TASK REQUIREMENTS —
Each line of the listing that contains the word "дисконты" is to be copied.

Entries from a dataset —
## START

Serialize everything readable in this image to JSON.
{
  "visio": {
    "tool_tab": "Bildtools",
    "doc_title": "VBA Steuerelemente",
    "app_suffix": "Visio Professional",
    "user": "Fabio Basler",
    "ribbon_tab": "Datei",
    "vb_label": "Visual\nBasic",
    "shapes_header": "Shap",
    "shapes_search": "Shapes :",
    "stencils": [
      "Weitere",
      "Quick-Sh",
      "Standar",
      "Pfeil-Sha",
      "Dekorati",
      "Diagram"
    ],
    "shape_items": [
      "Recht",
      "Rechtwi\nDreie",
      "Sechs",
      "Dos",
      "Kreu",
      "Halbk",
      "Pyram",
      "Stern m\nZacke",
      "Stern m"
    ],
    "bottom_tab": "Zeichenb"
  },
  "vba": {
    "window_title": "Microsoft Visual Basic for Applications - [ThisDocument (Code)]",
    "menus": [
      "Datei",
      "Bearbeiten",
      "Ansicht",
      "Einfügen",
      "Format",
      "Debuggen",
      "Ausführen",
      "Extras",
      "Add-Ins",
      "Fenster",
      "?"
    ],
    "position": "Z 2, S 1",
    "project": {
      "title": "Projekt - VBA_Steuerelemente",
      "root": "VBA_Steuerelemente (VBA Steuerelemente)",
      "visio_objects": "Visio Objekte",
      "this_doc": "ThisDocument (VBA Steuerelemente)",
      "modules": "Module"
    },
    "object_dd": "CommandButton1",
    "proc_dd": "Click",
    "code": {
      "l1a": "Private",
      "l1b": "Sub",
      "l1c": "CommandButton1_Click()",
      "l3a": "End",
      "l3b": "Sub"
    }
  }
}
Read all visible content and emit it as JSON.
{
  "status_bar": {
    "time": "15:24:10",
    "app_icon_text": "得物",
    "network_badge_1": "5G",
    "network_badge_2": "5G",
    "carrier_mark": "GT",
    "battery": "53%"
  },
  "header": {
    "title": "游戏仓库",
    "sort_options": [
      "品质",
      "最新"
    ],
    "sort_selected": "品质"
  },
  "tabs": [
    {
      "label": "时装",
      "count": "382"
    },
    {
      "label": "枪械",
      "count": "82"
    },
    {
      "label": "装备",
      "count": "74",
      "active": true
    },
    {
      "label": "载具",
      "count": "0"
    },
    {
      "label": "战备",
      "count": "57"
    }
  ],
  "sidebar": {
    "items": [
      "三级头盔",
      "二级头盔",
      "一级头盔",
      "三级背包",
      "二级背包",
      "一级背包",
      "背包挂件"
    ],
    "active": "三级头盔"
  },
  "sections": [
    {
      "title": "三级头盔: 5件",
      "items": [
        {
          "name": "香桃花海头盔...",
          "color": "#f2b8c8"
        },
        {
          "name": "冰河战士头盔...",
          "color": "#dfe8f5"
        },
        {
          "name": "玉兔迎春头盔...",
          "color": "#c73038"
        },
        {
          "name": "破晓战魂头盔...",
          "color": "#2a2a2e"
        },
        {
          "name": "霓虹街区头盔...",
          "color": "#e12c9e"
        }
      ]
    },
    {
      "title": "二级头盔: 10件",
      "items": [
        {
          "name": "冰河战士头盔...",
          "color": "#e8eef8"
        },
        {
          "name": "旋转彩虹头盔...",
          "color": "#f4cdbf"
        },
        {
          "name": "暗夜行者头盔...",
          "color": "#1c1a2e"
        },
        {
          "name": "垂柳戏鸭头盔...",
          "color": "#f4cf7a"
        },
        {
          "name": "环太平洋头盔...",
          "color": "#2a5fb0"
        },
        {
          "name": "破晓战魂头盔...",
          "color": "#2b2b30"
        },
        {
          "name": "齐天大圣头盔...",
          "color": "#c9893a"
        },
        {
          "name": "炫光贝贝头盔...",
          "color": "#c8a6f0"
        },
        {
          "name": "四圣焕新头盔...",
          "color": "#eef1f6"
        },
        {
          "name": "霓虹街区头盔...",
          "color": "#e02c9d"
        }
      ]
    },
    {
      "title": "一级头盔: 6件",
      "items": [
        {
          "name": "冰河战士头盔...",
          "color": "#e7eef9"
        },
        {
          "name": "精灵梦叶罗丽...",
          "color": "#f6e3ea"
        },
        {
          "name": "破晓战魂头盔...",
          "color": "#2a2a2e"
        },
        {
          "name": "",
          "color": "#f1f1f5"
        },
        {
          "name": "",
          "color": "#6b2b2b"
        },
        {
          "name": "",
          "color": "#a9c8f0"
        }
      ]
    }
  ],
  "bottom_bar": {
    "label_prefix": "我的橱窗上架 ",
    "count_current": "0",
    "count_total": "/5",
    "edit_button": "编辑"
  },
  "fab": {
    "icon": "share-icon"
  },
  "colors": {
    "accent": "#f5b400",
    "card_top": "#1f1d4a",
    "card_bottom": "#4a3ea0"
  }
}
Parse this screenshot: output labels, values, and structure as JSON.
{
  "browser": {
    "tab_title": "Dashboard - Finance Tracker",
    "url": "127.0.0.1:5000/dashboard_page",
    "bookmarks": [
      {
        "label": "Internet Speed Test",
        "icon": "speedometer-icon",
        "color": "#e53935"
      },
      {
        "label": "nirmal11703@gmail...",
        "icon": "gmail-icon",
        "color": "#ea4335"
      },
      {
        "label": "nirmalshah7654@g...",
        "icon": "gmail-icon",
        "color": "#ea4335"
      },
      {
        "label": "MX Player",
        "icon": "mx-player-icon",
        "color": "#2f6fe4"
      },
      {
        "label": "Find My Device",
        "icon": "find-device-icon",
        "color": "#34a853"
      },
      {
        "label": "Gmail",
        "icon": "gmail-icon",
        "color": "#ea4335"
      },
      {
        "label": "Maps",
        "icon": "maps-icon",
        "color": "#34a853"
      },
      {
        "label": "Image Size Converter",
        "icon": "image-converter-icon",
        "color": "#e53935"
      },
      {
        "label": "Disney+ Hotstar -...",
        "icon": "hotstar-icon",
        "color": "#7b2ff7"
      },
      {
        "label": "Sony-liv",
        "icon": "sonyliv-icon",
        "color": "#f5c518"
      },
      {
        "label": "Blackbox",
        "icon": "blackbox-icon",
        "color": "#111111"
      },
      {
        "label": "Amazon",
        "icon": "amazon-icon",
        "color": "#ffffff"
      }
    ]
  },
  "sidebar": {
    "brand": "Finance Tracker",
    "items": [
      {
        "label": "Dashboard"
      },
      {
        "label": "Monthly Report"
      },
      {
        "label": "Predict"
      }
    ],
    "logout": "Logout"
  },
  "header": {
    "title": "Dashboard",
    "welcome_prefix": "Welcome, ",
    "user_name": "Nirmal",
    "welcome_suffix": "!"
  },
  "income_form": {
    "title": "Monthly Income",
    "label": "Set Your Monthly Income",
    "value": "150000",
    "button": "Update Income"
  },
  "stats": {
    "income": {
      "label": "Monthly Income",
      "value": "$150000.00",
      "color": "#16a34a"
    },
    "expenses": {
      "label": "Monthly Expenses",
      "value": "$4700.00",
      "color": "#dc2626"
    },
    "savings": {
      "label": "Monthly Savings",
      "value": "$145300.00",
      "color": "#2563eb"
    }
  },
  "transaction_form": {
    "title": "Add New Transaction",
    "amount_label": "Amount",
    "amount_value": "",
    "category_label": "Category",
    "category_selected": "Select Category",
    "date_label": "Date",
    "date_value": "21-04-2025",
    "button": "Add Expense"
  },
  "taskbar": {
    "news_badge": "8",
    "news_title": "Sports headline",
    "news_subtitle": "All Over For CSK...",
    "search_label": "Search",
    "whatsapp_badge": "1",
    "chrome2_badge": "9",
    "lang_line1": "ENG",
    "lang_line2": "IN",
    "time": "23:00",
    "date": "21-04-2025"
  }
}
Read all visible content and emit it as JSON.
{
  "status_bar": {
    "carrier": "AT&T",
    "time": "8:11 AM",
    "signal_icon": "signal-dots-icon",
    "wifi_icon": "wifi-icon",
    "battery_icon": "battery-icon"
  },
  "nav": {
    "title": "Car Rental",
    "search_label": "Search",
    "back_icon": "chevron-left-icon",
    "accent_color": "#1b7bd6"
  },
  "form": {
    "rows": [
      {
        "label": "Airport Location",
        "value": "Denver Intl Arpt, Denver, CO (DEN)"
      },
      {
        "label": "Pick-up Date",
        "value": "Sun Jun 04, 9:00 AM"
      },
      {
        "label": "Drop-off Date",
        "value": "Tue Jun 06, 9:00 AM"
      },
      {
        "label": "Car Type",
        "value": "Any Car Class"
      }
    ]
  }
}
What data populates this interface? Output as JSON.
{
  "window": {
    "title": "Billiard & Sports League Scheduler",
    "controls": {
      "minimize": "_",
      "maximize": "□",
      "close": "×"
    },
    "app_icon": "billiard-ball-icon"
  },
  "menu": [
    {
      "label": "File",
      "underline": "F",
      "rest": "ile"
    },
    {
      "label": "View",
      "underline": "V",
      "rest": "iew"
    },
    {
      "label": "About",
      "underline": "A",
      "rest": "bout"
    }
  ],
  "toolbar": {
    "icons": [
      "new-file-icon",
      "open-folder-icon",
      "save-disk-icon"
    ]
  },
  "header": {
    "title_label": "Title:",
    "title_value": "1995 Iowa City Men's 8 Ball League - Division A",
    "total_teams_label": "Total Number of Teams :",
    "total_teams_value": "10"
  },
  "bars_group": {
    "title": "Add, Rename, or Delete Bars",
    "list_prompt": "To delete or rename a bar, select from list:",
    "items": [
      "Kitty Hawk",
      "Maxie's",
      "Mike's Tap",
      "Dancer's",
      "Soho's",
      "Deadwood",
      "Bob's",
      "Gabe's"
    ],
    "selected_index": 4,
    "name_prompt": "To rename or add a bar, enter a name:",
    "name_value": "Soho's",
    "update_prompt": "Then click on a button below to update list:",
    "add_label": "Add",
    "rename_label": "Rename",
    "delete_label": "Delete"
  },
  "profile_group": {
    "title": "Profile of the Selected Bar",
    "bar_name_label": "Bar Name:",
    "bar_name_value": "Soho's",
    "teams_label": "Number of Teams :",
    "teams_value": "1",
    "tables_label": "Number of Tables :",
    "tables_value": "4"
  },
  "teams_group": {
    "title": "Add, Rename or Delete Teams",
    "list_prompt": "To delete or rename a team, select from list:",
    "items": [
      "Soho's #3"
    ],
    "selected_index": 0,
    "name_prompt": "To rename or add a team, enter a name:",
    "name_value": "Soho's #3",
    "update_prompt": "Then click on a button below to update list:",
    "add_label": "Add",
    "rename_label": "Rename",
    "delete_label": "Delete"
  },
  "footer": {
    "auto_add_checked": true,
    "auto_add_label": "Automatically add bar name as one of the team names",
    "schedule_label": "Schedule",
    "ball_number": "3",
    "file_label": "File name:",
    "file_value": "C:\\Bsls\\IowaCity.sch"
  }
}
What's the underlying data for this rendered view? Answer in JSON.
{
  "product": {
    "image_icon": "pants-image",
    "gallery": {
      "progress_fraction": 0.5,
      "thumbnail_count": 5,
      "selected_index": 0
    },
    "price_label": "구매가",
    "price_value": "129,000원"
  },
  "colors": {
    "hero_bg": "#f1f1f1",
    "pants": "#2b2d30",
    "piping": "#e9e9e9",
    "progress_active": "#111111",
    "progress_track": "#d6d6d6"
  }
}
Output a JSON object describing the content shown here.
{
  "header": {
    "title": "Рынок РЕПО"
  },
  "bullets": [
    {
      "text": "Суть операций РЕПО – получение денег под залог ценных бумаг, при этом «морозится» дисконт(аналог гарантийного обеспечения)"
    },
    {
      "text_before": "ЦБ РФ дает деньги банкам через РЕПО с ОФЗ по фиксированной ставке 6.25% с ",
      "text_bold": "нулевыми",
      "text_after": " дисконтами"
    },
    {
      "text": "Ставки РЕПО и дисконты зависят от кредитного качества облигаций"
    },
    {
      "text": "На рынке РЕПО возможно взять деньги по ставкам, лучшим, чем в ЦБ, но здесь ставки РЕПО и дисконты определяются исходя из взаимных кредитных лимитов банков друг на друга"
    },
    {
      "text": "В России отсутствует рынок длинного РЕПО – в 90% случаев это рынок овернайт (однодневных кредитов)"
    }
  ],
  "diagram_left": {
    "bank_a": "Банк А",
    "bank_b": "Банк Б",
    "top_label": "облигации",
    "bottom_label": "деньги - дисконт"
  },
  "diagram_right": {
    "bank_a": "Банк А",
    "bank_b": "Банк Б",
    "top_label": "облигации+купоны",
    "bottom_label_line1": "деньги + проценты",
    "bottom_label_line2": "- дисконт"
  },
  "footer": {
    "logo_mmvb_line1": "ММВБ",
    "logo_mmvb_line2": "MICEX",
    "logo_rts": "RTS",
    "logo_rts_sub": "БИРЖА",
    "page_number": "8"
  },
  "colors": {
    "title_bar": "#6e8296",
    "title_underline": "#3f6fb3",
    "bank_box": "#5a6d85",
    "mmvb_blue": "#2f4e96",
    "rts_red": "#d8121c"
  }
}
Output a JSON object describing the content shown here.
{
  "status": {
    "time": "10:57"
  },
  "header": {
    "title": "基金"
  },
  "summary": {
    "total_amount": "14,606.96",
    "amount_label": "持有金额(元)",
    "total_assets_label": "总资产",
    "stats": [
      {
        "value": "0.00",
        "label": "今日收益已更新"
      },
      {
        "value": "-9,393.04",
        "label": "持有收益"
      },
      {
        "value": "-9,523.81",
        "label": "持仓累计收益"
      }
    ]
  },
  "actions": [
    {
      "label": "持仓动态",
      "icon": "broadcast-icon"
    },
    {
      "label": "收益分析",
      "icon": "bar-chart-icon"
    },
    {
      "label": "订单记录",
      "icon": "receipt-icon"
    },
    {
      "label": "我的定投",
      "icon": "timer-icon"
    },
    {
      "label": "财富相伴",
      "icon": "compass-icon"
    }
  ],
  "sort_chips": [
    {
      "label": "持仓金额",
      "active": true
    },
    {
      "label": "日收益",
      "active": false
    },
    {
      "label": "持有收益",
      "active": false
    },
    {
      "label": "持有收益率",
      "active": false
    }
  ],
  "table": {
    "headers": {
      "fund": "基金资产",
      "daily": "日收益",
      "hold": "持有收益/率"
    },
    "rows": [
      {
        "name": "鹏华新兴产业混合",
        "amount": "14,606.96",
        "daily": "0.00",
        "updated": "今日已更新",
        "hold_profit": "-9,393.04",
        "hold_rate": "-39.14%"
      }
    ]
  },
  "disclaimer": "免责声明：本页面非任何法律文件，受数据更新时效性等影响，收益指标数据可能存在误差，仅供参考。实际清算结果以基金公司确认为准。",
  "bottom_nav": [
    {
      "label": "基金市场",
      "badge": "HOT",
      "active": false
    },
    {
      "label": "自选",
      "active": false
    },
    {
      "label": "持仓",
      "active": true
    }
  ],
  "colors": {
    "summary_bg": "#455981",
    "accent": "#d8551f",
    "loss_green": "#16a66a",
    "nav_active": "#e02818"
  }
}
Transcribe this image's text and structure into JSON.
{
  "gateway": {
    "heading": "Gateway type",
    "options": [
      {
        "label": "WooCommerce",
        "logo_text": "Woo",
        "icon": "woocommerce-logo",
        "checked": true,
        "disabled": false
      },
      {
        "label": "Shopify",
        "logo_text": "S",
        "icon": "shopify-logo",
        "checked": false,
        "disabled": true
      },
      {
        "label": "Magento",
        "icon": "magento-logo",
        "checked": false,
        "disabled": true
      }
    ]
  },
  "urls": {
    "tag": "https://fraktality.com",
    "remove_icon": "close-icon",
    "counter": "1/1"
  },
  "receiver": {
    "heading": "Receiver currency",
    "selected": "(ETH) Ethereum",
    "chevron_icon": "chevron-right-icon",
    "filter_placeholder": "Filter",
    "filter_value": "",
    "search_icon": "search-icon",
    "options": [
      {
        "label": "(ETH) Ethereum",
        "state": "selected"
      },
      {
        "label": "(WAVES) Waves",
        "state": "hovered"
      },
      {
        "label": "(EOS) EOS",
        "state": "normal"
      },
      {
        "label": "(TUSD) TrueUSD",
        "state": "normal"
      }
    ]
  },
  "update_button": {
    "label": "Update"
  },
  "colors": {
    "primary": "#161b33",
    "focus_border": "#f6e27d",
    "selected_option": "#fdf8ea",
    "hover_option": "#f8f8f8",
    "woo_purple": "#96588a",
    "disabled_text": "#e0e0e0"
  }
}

## END

PROBLEM SOLUTION —
      "text": "Ставки РЕПО и дисконты зависят от кредитного качества облигаций"
      "text": "На рынке РЕПО возможно взять деньги по ставкам, лучшим, чем в ЦБ, но здесь ставки РЕПО и дисконты определяются исходя из взаимных кредитных лимитов банков друг на друга"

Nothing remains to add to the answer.